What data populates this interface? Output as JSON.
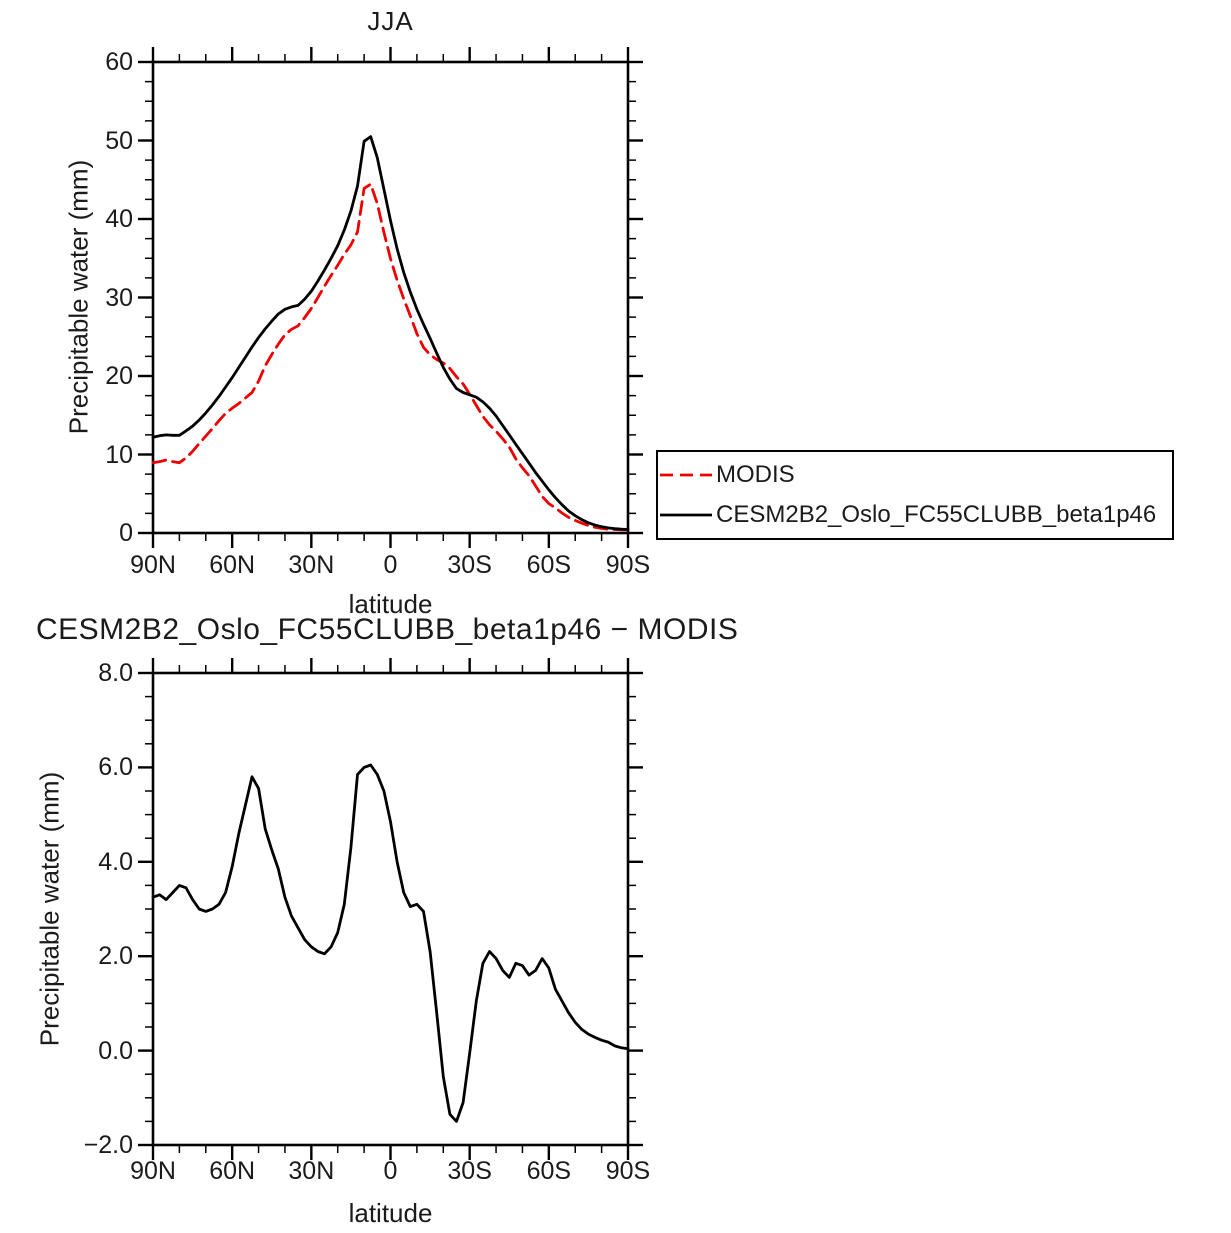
{
  "page": {
    "background": "#ffffff",
    "text_color": "#1b1b1b"
  },
  "colors": {
    "modis_red": "#ee0000",
    "cesm_black": "#000000",
    "axis": "#000000"
  },
  "chart1": {
    "title": "JJA",
    "ylabel": "Precipitable water (mm)",
    "xlabel": "latitude",
    "ytick_labels": [
      "0",
      "10",
      "20",
      "30",
      "40",
      "50",
      "60"
    ],
    "xtick_labels": [
      "90N",
      "60N",
      "30N",
      "0",
      "30S",
      "60S",
      "90S"
    ],
    "legend": {
      "entries": [
        {
          "label": "MODIS",
          "style": "dashed",
          "color": "#ee0000"
        },
        {
          "label": "CESM2B2_Oslo_FC55CLUBB_beta1p46",
          "style": "solid",
          "color": "#000000"
        }
      ]
    }
  },
  "chart2": {
    "title": "CESM2B2_Oslo_FC55CLUBB_beta1p46 − MODIS",
    "ylabel": "Precipitable water (mm)",
    "xlabel": "latitude",
    "ytick_labels": [
      "8.0",
      "6.0",
      "4.0",
      "2.0",
      "0.0",
      "−2.0"
    ],
    "xtick_labels": [
      "90N",
      "60N",
      "30N",
      "0",
      "30S",
      "60S",
      "90S"
    ]
  },
  "chart_data": [
    {
      "type": "line",
      "title": "JJA",
      "xlabel": "latitude",
      "ylabel": "Precipitable water (mm)",
      "x_unit": "degrees latitude (positive = North)",
      "xlim": [
        90,
        -90
      ],
      "ylim": [
        0,
        60
      ],
      "x_major_tick_deg": 30,
      "x_minor_tick_deg": 10,
      "y_major_tick": 10,
      "y_minor_tick": 2.5,
      "grid": false,
      "legend_position": "outside-right",
      "x": [
        90,
        87.5,
        85,
        82.5,
        80,
        77.5,
        75,
        72.5,
        70,
        67.5,
        65,
        62.5,
        60,
        57.5,
        55,
        52.5,
        50,
        47.5,
        45,
        42.5,
        40,
        37.5,
        35,
        32.5,
        30,
        27.5,
        25,
        22.5,
        20,
        17.5,
        15,
        12.5,
        10,
        7.5,
        5,
        2.5,
        0,
        -2.5,
        -5,
        -7.5,
        -10,
        -12.5,
        -15,
        -17.5,
        -20,
        -22.5,
        -25,
        -27.5,
        -30,
        -32.5,
        -35,
        -37.5,
        -40,
        -42.5,
        -45,
        -47.5,
        -50,
        -52.5,
        -55,
        -57.5,
        -60,
        -62.5,
        -65,
        -67.5,
        -70,
        -72.5,
        -75,
        -77.5,
        -80,
        -82.5,
        -85,
        -87.5,
        -90
      ],
      "series": [
        {
          "name": "MODIS",
          "color": "#ee0000",
          "dash": "13 7",
          "values": [
            8.95,
            9.1,
            9.3,
            9.1,
            8.95,
            9.55,
            10.4,
            11.4,
            12.35,
            13.3,
            14.3,
            15.25,
            15.9,
            16.5,
            17.2,
            17.9,
            19.35,
            21.3,
            22.75,
            24.05,
            25.25,
            25.95,
            26.4,
            27.45,
            28.6,
            30.0,
            31.45,
            32.8,
            34.1,
            35.5,
            36.7,
            38.35,
            43.9,
            44.45,
            41.95,
            38.3,
            34.95,
            32.2,
            29.85,
            27.65,
            25.4,
            23.65,
            22.7,
            22.1,
            21.65,
            20.95,
            19.9,
            19.0,
            17.65,
            16.25,
            14.85,
            13.8,
            12.95,
            12.0,
            10.95,
            9.45,
            8.3,
            7.3,
            6.0,
            4.65,
            3.75,
            3.2,
            2.55,
            2.0,
            1.6,
            1.25,
            0.95,
            0.72,
            0.58,
            0.47,
            0.45,
            0.42,
            0.41
          ]
        },
        {
          "name": "CESM2B2_Oslo_FC55CLUBB_beta1p46",
          "color": "#000000",
          "dash": "",
          "values": [
            12.2,
            12.4,
            12.5,
            12.45,
            12.45,
            13.0,
            13.6,
            14.4,
            15.3,
            16.3,
            17.4,
            18.6,
            19.8,
            21.1,
            22.4,
            23.7,
            24.9,
            26.0,
            27.0,
            27.9,
            28.5,
            28.8,
            29.0,
            29.8,
            30.8,
            32.1,
            33.5,
            35.0,
            36.6,
            38.6,
            41.0,
            44.2,
            49.9,
            50.5,
            47.8,
            43.8,
            39.8,
            36.2,
            33.2,
            30.7,
            28.5,
            26.6,
            24.8,
            22.9,
            21.1,
            19.6,
            18.4,
            17.9,
            17.6,
            17.3,
            16.7,
            15.9,
            14.9,
            13.7,
            12.5,
            11.3,
            10.1,
            8.9,
            7.7,
            6.6,
            5.5,
            4.5,
            3.6,
            2.8,
            2.2,
            1.7,
            1.3,
            1.0,
            0.8,
            0.65,
            0.55,
            0.48,
            0.45
          ]
        }
      ]
    },
    {
      "type": "line",
      "title": "CESM2B2_Oslo_FC55CLUBB_beta1p46 − MODIS",
      "xlabel": "latitude",
      "ylabel": "Precipitable water (mm)",
      "x_unit": "degrees latitude (positive = North)",
      "xlim": [
        90,
        -90
      ],
      "ylim": [
        -2,
        8
      ],
      "x_major_tick_deg": 30,
      "x_minor_tick_deg": 10,
      "y_major_tick": 2,
      "y_minor_tick": 0.5,
      "grid": false,
      "x": [
        90,
        87.5,
        85,
        82.5,
        80,
        77.5,
        75,
        72.5,
        70,
        67.5,
        65,
        62.5,
        60,
        57.5,
        55,
        52.5,
        50,
        47.5,
        45,
        42.5,
        40,
        37.5,
        35,
        32.5,
        30,
        27.5,
        25,
        22.5,
        20,
        17.5,
        15,
        12.5,
        10,
        7.5,
        5,
        2.5,
        0,
        -2.5,
        -5,
        -7.5,
        -10,
        -12.5,
        -15,
        -17.5,
        -20,
        -22.5,
        -25,
        -27.5,
        -30,
        -32.5,
        -35,
        -37.5,
        -40,
        -42.5,
        -45,
        -47.5,
        -50,
        -52.5,
        -55,
        -57.5,
        -60,
        -62.5,
        -65,
        -67.5,
        -70,
        -72.5,
        -75,
        -77.5,
        -80,
        -82.5,
        -85,
        -87.5,
        -90
      ],
      "series": [
        {
          "name": "CESM2B2_Oslo_FC55CLUBB_beta1p46 − MODIS",
          "color": "#000000",
          "dash": "",
          "values": [
            3.25,
            3.3,
            3.2,
            3.35,
            3.5,
            3.45,
            3.2,
            3.0,
            2.95,
            3.0,
            3.1,
            3.35,
            3.9,
            4.6,
            5.2,
            5.8,
            5.55,
            4.7,
            4.25,
            3.85,
            3.25,
            2.85,
            2.6,
            2.35,
            2.2,
            2.1,
            2.05,
            2.2,
            2.5,
            3.1,
            4.3,
            5.85,
            6.0,
            6.05,
            5.85,
            5.5,
            4.85,
            4.0,
            3.35,
            3.05,
            3.1,
            2.95,
            2.1,
            0.8,
            -0.55,
            -1.35,
            -1.5,
            -1.1,
            -0.05,
            1.05,
            1.85,
            2.1,
            1.95,
            1.7,
            1.55,
            1.85,
            1.8,
            1.6,
            1.7,
            1.95,
            1.75,
            1.3,
            1.05,
            0.8,
            0.6,
            0.45,
            0.35,
            0.28,
            0.22,
            0.18,
            0.1,
            0.06,
            0.04
          ]
        }
      ]
    }
  ]
}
********************
Problem description. Pictures are excluded; output everything else in the data verbatim.

Solution for this exercise.
What data populates this interface? Output as JSON.
{
  "page": {
    "background": "#ffffff",
    "text_color": "#1b1b1b"
  },
  "colors": {
    "modis_red": "#ee0000",
    "cesm_black": "#000000",
    "axis": "#000000"
  },
  "chart1": {
    "title": "JJA",
    "ylabel": "Precipitable water (mm)",
    "xlabel": "latitude",
    "ytick_labels": [
      "0",
      "10",
      "20",
      "30",
      "40",
      "50",
      "60"
    ],
    "xtick_labels": [
      "90N",
      "60N",
      "30N",
      "0",
      "30S",
      "60S",
      "90S"
    ],
    "legend": {
      "entries": [
        {
          "label": "MODIS",
          "style": "dashed",
          "color": "#ee0000"
        },
        {
          "label": "CESM2B2_Oslo_FC55CLUBB_beta1p46",
          "style": "solid",
          "color": "#000000"
        }
      ]
    }
  },
  "chart2": {
    "title": "CESM2B2_Oslo_FC55CLUBB_beta1p46 − MODIS",
    "ylabel": "Precipitable water (mm)",
    "xlabel": "latitude",
    "ytick_labels": [
      "8.0",
      "6.0",
      "4.0",
      "2.0",
      "0.0",
      "−2.0"
    ],
    "xtick_labels": [
      "90N",
      "60N",
      "30N",
      "0",
      "30S",
      "60S",
      "90S"
    ]
  },
  "chart_data": [
    {
      "type": "line",
      "title": "JJA",
      "xlabel": "latitude",
      "ylabel": "Precipitable water (mm)",
      "x_unit": "degrees latitude (positive = North)",
      "xlim": [
        90,
        -90
      ],
      "ylim": [
        0,
        60
      ],
      "x_major_tick_deg": 30,
      "x_minor_tick_deg": 10,
      "y_major_tick": 10,
      "y_minor_tick": 2.5,
      "grid": false,
      "legend_position": "outside-right",
      "x": [
        90,
        87.5,
        85,
        82.5,
        80,
        77.5,
        75,
        72.5,
        70,
        67.5,
        65,
        62.5,
        60,
        57.5,
        55,
        52.5,
        50,
        47.5,
        45,
        42.5,
        40,
        37.5,
        35,
        32.5,
        30,
        27.5,
        25,
        22.5,
        20,
        17.5,
        15,
        12.5,
        10,
        7.5,
        5,
        2.5,
        0,
        -2.5,
        -5,
        -7.5,
        -10,
        -12.5,
        -15,
        -17.5,
        -20,
        -22.5,
        -25,
        -27.5,
        -30,
        -32.5,
        -35,
        -37.5,
        -40,
        -42.5,
        -45,
        -47.5,
        -50,
        -52.5,
        -55,
        -57.5,
        -60,
        -62.5,
        -65,
        -67.5,
        -70,
        -72.5,
        -75,
        -77.5,
        -80,
        -82.5,
        -85,
        -87.5,
        -90
      ],
      "series": [
        {
          "name": "MODIS",
          "color": "#ee0000",
          "dash": "13 7",
          "values": [
            8.95,
            9.1,
            9.3,
            9.1,
            8.95,
            9.55,
            10.4,
            11.4,
            12.35,
            13.3,
            14.3,
            15.25,
            15.9,
            16.5,
            17.2,
            17.9,
            19.35,
            21.3,
            22.75,
            24.05,
            25.25,
            25.95,
            26.4,
            27.45,
            28.6,
            30.0,
            31.45,
            32.8,
            34.1,
            35.5,
            36.7,
            38.35,
            43.9,
            44.45,
            41.95,
            38.3,
            34.95,
            32.2,
            29.85,
            27.65,
            25.4,
            23.65,
            22.7,
            22.1,
            21.65,
            20.95,
            19.9,
            19.0,
            17.65,
            16.25,
            14.85,
            13.8,
            12.95,
            12.0,
            10.95,
            9.45,
            8.3,
            7.3,
            6.0,
            4.65,
            3.75,
            3.2,
            2.55,
            2.0,
            1.6,
            1.25,
            0.95,
            0.72,
            0.58,
            0.47,
            0.45,
            0.42,
            0.41
          ]
        },
        {
          "name": "CESM2B2_Oslo_FC55CLUBB_beta1p46",
          "color": "#000000",
          "dash": "",
          "values": [
            12.2,
            12.4,
            12.5,
            12.45,
            12.45,
            13.0,
            13.6,
            14.4,
            15.3,
            16.3,
            17.4,
            18.6,
            19.8,
            21.1,
            22.4,
            23.7,
            24.9,
            26.0,
            27.0,
            27.9,
            28.5,
            28.8,
            29.0,
            29.8,
            30.8,
            32.1,
            33.5,
            35.0,
            36.6,
            38.6,
            41.0,
            44.2,
            49.9,
            50.5,
            47.8,
            43.8,
            39.8,
            36.2,
            33.2,
            30.7,
            28.5,
            26.6,
            24.8,
            22.9,
            21.1,
            19.6,
            18.4,
            17.9,
            17.6,
            17.3,
            16.7,
            15.9,
            14.9,
            13.7,
            12.5,
            11.3,
            10.1,
            8.9,
            7.7,
            6.6,
            5.5,
            4.5,
            3.6,
            2.8,
            2.2,
            1.7,
            1.3,
            1.0,
            0.8,
            0.65,
            0.55,
            0.48,
            0.45
          ]
        }
      ]
    },
    {
      "type": "line",
      "title": "CESM2B2_Oslo_FC55CLUBB_beta1p46 − MODIS",
      "xlabel": "latitude",
      "ylabel": "Precipitable water (mm)",
      "x_unit": "degrees latitude (positive = North)",
      "xlim": [
        90,
        -90
      ],
      "ylim": [
        -2,
        8
      ],
      "x_major_tick_deg": 30,
      "x_minor_tick_deg": 10,
      "y_major_tick": 2,
      "y_minor_tick": 0.5,
      "grid": false,
      "x": [
        90,
        87.5,
        85,
        82.5,
        80,
        77.5,
        75,
        72.5,
        70,
        67.5,
        65,
        62.5,
        60,
        57.5,
        55,
        52.5,
        50,
        47.5,
        45,
        42.5,
        40,
        37.5,
        35,
        32.5,
        30,
        27.5,
        25,
        22.5,
        20,
        17.5,
        15,
        12.5,
        10,
        7.5,
        5,
        2.5,
        0,
        -2.5,
        -5,
        -7.5,
        -10,
        -12.5,
        -15,
        -17.5,
        -20,
        -22.5,
        -25,
        -27.5,
        -30,
        -32.5,
        -35,
        -37.5,
        -40,
        -42.5,
        -45,
        -47.5,
        -50,
        -52.5,
        -55,
        -57.5,
        -60,
        -62.5,
        -65,
        -67.5,
        -70,
        -72.5,
        -75,
        -77.5,
        -80,
        -82.5,
        -85,
        -87.5,
        -90
      ],
      "series": [
        {
          "name": "CESM2B2_Oslo_FC55CLUBB_beta1p46 − MODIS",
          "color": "#000000",
          "dash": "",
          "values": [
            3.25,
            3.3,
            3.2,
            3.35,
            3.5,
            3.45,
            3.2,
            3.0,
            2.95,
            3.0,
            3.1,
            3.35,
            3.9,
            4.6,
            5.2,
            5.8,
            5.55,
            4.7,
            4.25,
            3.85,
            3.25,
            2.85,
            2.6,
            2.35,
            2.2,
            2.1,
            2.05,
            2.2,
            2.5,
            3.1,
            4.3,
            5.85,
            6.0,
            6.05,
            5.85,
            5.5,
            4.85,
            4.0,
            3.35,
            3.05,
            3.1,
            2.95,
            2.1,
            0.8,
            -0.55,
            -1.35,
            -1.5,
            -1.1,
            -0.05,
            1.05,
            1.85,
            2.1,
            1.95,
            1.7,
            1.55,
            1.85,
            1.8,
            1.6,
            1.7,
            1.95,
            1.75,
            1.3,
            1.05,
            0.8,
            0.6,
            0.45,
            0.35,
            0.28,
            0.22,
            0.18,
            0.1,
            0.06,
            0.04
          ]
        }
      ]
    }
  ]
}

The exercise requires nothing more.